BRANO DEL DOCUMENTO:
“Il clima estremo impatta dove la viticoltura non è di casa”

Ad affermarlo è Angiolino Maule, presidente di VinNatur. Adattabilità, intelligenza e continua formazione le chiavi per affrontare al meglio le sempre più frequenti situazioni di emergenza

Secondo Angiolino Maule, Presidente di VinNatur – Associazione Viticoltori Naturali, sono le zone vocate alla viticoltura quelle che possono reggere meglio il cambiamento climatico. I fenomeni meteorologici sempre più estremi non aiutano i vignaioli a lavorare in serenità e proprio per questo bisognerà abituarsi ad affrontare queste situazioni con intelligenza e con la consapevolezza che tali estremizzazioni hanno un impatto negativo minore nelle zone storiche per la viticoltura, dove l’adattamento dei vitigni autoctoni è più radicato. Al contrario, la coltivazione della vite “importata” in zone meno vocate sta soffrendo maggiormente.

Dati su elementi e aree:
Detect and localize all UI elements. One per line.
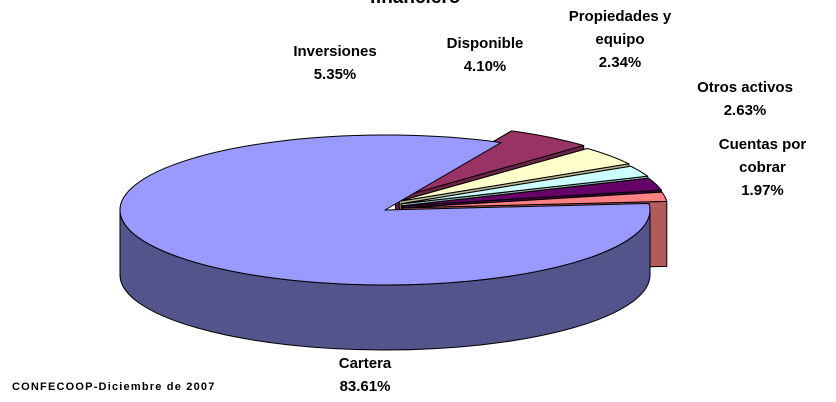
chart-title: financiero [0,0,830,9]
slice [402,191,668,209]
slice [398,147,630,202]
category-name: Disponible [446,35,524,52]
slice-label: Cuentas por cobrar 1.97% [700,133,825,202]
value-label: 1.97% [741,182,784,199]
value-label: 4.10% [463,58,507,75]
slice-label: Inversiones 5.35% [270,40,400,86]
slice-label: Otros activos 2.63% [670,76,820,122]
value-label: 2.63% [723,102,767,119]
value-label: 83.61% [339,378,391,395]
slice [400,165,649,205]
category-name: Cuentas por cobrar [718,136,807,176]
slice-label: Propiedades y equipo 2.34% [560,5,680,74]
category-name: Cartera [338,355,392,372]
slice-label: Cartera 83.61% [300,352,430,398]
slice [119,134,651,286]
category-name: Inversiones [293,43,377,60]
value-label: 5.35% [313,66,357,83]
category-name: Otros activos [697,79,793,96]
source-note: CONFECOOP-Diciembre de 2007 [12,381,216,393]
value-label: 2.34% [598,54,642,71]
slice [394,130,585,199]
slice-label: Disponible 4.10% [420,32,550,78]
slice [401,177,662,207]
category-name: Propiedades y equipo [568,8,672,48]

COMPITI:
1. Rispondi alle seguenti domande sul brano.
(a) Di quale associazione è presidente Angiolino Maule?
(b) Secondo Maule, quali zone reggono meglio il cambiamento climatico?
(c) Quale coltivazione sta soffrendo maggiormente?
2. Indica se ciascuna affermazione concorda con il brano, rispondendo sì o no e citando le parole decisive.
(a) Angiolino Maule è presidente di VinNatur.
(b) Nelle zone storiche per la viticoltura le estremizzazioni climatiche hanno un impatto negativo maggiore.
(c) I fenomeni meteorologici sempre più estremi aiutano i vignaioli a lavorare in serenità.
3. Elenca tutte le chiavi che il brano indica per affrontare le situazioni di emergenza.

LE RISPOSTE:
1.
(a) Di VinNatur – Associazione Viticoltori Naturali.
(b) Le zone vocate alla viticoltura.
(c) La coltivazione della vite "importata" in zone meno vocate.

2.
(a) Sì: "Ad affermarlo è Angiolino Maule, presidente di VinNatur".
(b) No: "tali estremizzazioni hanno un impatto negativo minore nelle zone storiche per la viticoltura".
(c) No: "I fenomeni meteorologici sempre più estremi non aiutano i vignaioli a lavorare in serenità".

3. Adattabilità, intelligenza e continua formazione.